WORK TO DO –
Give the data below again, word for word.

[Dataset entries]

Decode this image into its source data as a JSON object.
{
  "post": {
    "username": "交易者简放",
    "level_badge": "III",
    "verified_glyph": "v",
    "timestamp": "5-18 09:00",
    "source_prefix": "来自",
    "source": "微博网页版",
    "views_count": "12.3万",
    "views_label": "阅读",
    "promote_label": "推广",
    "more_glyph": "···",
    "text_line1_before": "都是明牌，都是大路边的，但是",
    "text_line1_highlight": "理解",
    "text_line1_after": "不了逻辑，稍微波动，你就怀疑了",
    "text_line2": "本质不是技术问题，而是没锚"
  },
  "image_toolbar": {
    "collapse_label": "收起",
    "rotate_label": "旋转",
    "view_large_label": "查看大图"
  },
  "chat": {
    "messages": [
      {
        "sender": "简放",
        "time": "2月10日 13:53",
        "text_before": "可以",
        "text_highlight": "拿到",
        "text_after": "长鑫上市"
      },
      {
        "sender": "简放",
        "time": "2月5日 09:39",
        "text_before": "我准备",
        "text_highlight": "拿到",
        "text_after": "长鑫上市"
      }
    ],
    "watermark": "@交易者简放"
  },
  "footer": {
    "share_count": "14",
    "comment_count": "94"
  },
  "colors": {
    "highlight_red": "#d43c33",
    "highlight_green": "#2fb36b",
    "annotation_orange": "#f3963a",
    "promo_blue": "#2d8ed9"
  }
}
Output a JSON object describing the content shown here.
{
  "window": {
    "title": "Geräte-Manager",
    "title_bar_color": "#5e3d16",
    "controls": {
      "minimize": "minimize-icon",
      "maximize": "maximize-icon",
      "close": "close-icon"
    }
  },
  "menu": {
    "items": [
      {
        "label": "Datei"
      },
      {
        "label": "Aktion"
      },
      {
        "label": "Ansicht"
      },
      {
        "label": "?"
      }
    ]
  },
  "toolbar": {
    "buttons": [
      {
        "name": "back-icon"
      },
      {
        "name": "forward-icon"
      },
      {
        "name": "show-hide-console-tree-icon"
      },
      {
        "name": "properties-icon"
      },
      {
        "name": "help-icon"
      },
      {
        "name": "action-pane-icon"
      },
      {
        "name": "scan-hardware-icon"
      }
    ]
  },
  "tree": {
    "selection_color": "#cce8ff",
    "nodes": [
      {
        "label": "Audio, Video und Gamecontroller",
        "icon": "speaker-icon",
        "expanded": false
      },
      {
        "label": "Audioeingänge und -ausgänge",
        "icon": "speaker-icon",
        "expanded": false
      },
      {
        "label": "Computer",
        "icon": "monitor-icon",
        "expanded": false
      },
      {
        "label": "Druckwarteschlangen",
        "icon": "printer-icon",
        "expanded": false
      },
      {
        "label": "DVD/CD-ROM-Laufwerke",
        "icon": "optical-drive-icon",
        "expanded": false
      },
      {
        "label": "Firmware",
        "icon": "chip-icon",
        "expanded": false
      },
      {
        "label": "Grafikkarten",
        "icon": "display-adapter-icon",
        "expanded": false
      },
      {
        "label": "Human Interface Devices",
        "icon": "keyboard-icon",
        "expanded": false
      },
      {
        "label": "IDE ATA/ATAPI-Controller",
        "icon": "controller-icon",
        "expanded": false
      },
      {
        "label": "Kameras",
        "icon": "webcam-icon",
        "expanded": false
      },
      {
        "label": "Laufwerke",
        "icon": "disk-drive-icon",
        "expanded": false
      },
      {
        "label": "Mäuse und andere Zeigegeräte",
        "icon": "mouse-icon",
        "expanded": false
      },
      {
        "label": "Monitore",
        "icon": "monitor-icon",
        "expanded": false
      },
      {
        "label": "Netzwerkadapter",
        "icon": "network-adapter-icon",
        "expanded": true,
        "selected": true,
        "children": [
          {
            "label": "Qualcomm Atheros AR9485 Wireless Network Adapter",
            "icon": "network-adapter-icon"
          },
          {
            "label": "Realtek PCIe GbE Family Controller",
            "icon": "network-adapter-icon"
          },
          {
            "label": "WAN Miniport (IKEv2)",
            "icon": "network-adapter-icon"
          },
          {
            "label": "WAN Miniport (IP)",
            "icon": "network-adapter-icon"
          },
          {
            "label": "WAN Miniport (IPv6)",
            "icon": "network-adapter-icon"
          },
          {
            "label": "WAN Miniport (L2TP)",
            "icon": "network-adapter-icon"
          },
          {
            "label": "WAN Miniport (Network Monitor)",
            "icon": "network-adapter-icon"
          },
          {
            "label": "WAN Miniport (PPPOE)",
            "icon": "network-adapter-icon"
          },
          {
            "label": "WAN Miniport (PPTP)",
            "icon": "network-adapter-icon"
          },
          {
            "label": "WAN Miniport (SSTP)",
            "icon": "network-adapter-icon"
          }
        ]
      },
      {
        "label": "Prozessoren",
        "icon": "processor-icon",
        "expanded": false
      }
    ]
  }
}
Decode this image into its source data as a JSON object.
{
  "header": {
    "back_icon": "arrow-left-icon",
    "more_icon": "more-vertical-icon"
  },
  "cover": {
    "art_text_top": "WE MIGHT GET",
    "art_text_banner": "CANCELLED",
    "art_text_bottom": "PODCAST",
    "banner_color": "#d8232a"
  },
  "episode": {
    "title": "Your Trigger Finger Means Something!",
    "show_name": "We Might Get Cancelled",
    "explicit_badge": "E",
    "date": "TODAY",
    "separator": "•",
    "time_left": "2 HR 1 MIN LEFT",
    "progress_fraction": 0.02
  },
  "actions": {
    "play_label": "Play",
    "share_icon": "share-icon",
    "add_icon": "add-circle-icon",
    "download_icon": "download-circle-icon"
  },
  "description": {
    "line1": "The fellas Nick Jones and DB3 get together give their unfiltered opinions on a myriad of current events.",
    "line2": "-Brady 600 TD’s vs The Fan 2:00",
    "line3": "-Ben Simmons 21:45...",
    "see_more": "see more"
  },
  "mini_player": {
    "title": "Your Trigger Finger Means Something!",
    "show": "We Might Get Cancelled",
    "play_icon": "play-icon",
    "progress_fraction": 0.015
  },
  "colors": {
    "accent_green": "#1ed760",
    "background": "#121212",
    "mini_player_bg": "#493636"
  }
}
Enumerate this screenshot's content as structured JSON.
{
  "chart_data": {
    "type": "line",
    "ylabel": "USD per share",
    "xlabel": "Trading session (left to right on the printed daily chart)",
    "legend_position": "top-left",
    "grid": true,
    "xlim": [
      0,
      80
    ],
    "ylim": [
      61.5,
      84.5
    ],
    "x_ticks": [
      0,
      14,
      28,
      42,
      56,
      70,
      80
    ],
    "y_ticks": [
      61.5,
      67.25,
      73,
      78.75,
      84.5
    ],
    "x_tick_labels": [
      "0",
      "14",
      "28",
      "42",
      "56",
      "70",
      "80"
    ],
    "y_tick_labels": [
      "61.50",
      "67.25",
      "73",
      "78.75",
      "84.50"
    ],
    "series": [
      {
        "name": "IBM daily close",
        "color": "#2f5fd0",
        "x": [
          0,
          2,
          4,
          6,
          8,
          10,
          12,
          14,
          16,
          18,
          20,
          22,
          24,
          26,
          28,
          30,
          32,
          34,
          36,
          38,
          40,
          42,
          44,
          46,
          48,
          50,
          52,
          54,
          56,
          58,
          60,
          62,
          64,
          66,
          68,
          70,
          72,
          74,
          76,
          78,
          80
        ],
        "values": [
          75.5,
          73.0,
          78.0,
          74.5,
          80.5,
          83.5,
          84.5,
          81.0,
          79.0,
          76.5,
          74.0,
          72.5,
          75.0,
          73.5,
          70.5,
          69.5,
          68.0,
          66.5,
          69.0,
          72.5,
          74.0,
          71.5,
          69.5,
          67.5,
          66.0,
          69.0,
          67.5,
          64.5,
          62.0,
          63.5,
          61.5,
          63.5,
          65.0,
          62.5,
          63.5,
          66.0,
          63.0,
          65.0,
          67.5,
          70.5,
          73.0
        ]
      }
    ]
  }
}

ANSWER TO THIS TASK –
Decode this image into its source data as a JSON object.
{
  "post": {
    "username": "交易者简放",
    "level_badge": "III",
    "verified_glyph": "v",
    "timestamp": "5-18 09:00",
    "source_prefix": "来自",
    "source": "微博网页版",
    "views_count": "12.3万",
    "views_label": "阅读",
    "promote_label": "推广",
    "more_glyph": "···",
    "text_line1_before": "都是明牌，都是大路边的，但是",
    "text_line1_highlight": "理解",
    "text_line1_after": "不了逻辑，稍微波动，你就怀疑了",
    "text_line2": "本质不是技术问题，而是没锚"
  },
  "image_toolbar": {
    "collapse_label": "收起",
    "rotate_label": "旋转",
    "view_large_label": "查看大图"
  },
  "chat": {
    "messages": [
      {
        "sender": "简放",
        "time": "2月10日 13:53",
        "text_before": "可以",
        "text_highlight": "拿到",
        "text_after": "长鑫上市"
      },
      {
        "sender": "简放",
        "time": "2月5日 09:39",
        "text_before": "我准备",
        "text_highlight": "拿到",
        "text_after": "长鑫上市"
      }
    ],
    "watermark": "@交易者简放"
  },
  "footer": {
    "share_count": "14",
    "comment_count": "94"
  },
  "colors": {
    "highlight_red": "#d43c33",
    "highlight_green": "#2fb36b",
    "annotation_orange": "#f3963a",
    "promo_blue": "#2d8ed9"
  }
}
Output a JSON object describing the content shown here.
{
  "window": {
    "title": "Geräte-Manager",
    "title_bar_color": "#5e3d16",
    "controls": {
      "minimize": "minimize-icon",
      "maximize": "maximize-icon",
      "close": "close-icon"
    }
  },
  "menu": {
    "items": [
      {
        "label": "Datei"
      },
      {
        "label": "Aktion"
      },
      {
        "label": "Ansicht"
      },
      {
        "label": "?"
      }
    ]
  },
  "toolbar": {
    "buttons": [
      {
        "name": "back-icon"
      },
      {
        "name": "forward-icon"
      },
      {
        "name": "show-hide-console-tree-icon"
      },
      {
        "name": "properties-icon"
      },
      {
        "name": "help-icon"
      },
      {
        "name": "action-pane-icon"
      },
      {
        "name": "scan-hardware-icon"
      }
    ]
  },
  "tree": {
    "selection_color": "#cce8ff",
    "nodes": [
      {
        "label": "Audio, Video und Gamecontroller",
        "icon": "speaker-icon",
        "expanded": false
      },
      {
        "label": "Audioeingänge und -ausgänge",
        "icon": "speaker-icon",
        "expanded": false
      },
      {
        "label": "Computer",
        "icon": "monitor-icon",
        "expanded": false
      },
      {
        "label": "Druckwarteschlangen",
        "icon": "printer-icon",
        "expanded": false
      },
      {
        "label": "DVD/CD-ROM-Laufwerke",
        "icon": "optical-drive-icon",
        "expanded": false
      },
      {
        "label": "Firmware",
        "icon": "chip-icon",
        "expanded": false
      },
      {
        "label": "Grafikkarten",
        "icon": "display-adapter-icon",
        "expanded": false
      },
      {
        "label": "Human Interface Devices",
        "icon": "keyboard-icon",
        "expanded": false
      },
      {
        "label": "IDE ATA/ATAPI-Controller",
        "icon": "controller-icon",
        "expanded": false
      },
      {
        "label": "Kameras",
        "icon": "webcam-icon",
        "expanded": false
      },
      {
        "label": "Laufwerke",
        "icon": "disk-drive-icon",
        "expanded": false
      },
      {
        "label": "Mäuse und andere Zeigegeräte",
        "icon": "mouse-icon",
        "expanded": false
      },
      {
        "label": "Monitore",
        "icon": "monitor-icon",
        "expanded": false
      },
      {
        "label": "Netzwerkadapter",
        "icon": "network-adapter-icon",
        "expanded": true,
        "selected": true,
        "children": [
          {
            "label": "Qualcomm Atheros AR9485 Wireless Network Adapter",
            "icon": "network-adapter-icon"
          },
          {
            "label": "Realtek PCIe GbE Family Controller",
            "icon": "network-adapter-icon"
          },
          {
            "label": "WAN Miniport (IKEv2)",
            "icon": "network-adapter-icon"
          },
          {
            "label": "WAN Miniport (IP)",
            "icon": "network-adapter-icon"
          },
          {
            "label": "WAN Miniport (IPv6)",
            "icon": "network-adapter-icon"
          },
          {
            "label": "WAN Miniport (L2TP)",
            "icon": "network-adapter-icon"
          },
          {
            "label": "WAN Miniport (Network Monitor)",
            "icon": "network-adapter-icon"
          },
          {
            "label": "WAN Miniport (PPPOE)",
            "icon": "network-adapter-icon"
          },
          {
            "label": "WAN Miniport (PPTP)",
            "icon": "network-adapter-icon"
          },
          {
            "label": "WAN Miniport (SSTP)",
            "icon": "network-adapter-icon"
          }
        ]
      },
      {
        "label": "Prozessoren",
        "icon": "processor-icon",
        "expanded": false
      }
    ]
  }
}
Decode this image into its source data as a JSON object.
{
  "header": {
    "back_icon": "arrow-left-icon",
    "more_icon": "more-vertical-icon"
  },
  "cover": {
    "art_text_top": "WE MIGHT GET",
    "art_text_banner": "CANCELLED",
    "art_text_bottom": "PODCAST",
    "banner_color": "#d8232a"
  },
  "episode": {
    "title": "Your Trigger Finger Means Something!",
    "show_name": "We Might Get Cancelled",
    "explicit_badge": "E",
    "date": "TODAY",
    "separator": "•",
    "time_left": "2 HR 1 MIN LEFT",
    "progress_fraction": 0.02
  },
  "actions": {
    "play_label": "Play",
    "share_icon": "share-icon",
    "add_icon": "add-circle-icon",
    "download_icon": "download-circle-icon"
  },
  "description": {
    "line1": "The fellas Nick Jones and DB3 get together give their unfiltered opinions on a myriad of current events.",
    "line2": "-Brady 600 TD’s vs The Fan 2:00",
    "line3": "-Ben Simmons 21:45...",
    "see_more": "see more"
  },
  "mini_player": {
    "title": "Your Trigger Finger Means Something!",
    "show": "We Might Get Cancelled",
    "play_icon": "play-icon",
    "progress_fraction": 0.015
  },
  "colors": {
    "accent_green": "#1ed760",
    "background": "#121212",
    "mini_player_bg": "#493636"
  }
}
Enumerate this screenshot's content as structured JSON.
{
  "chart_data": {
    "type": "line",
    "ylabel": "USD per share",
    "xlabel": "Trading session (left to right on the printed daily chart)",
    "legend_position": "top-left",
    "grid": true,
    "xlim": [
      0,
      80
    ],
    "ylim": [
      61.5,
      84.5
    ],
    "x_ticks": [
      0,
      14,
      28,
      42,
      56,
      70,
      80
    ],
    "y_ticks": [
      61.5,
      67.25,
      73,
      78.75,
      84.5
    ],
    "x_tick_labels": [
      "0",
      "14",
      "28",
      "42",
      "56",
      "70",
      "80"
    ],
    "y_tick_labels": [
      "61.50",
      "67.25",
      "73",
      "78.75",
      "84.50"
    ],
    "series": [
      {
        "name": "IBM daily close",
        "color": "#2f5fd0",
        "x": [
          0,
          2,
          4,
          6,
          8,
          10,
          12,
          14,
          16,
          18,
          20,
          22,
          24,
          26,
          28,
          30,
          32,
          34,
          36,
          38,
          40,
          42,
          44,
          46,
          48,
          50,
          52,
          54,
          56,
          58,
          60,
          62,
          64,
          66,
          68,
          70,
          72,
          74,
          76,
          78,
          80
        ],
        "values": [
          75.5,
          73.0,
          78.0,
          74.5,
          80.5,
          83.5,
          84.5,
          81.0,
          79.0,
          76.5,
          74.0,
          72.5,
          75.0,
          73.5,
          70.5,
          69.5,
          68.0,
          66.5,
          69.0,
          72.5,
          74.0,
          71.5,
          69.5,
          67.5,
          66.0,
          69.0,
          67.5,
          64.5,
          62.0,
          63.5,
          61.5,
          63.5,
          65.0,
          62.5,
          63.5,
          66.0,
          63.0,
          65.0,
          67.5,
          70.5,
          73.0
        ]
      }
    ]
  }
}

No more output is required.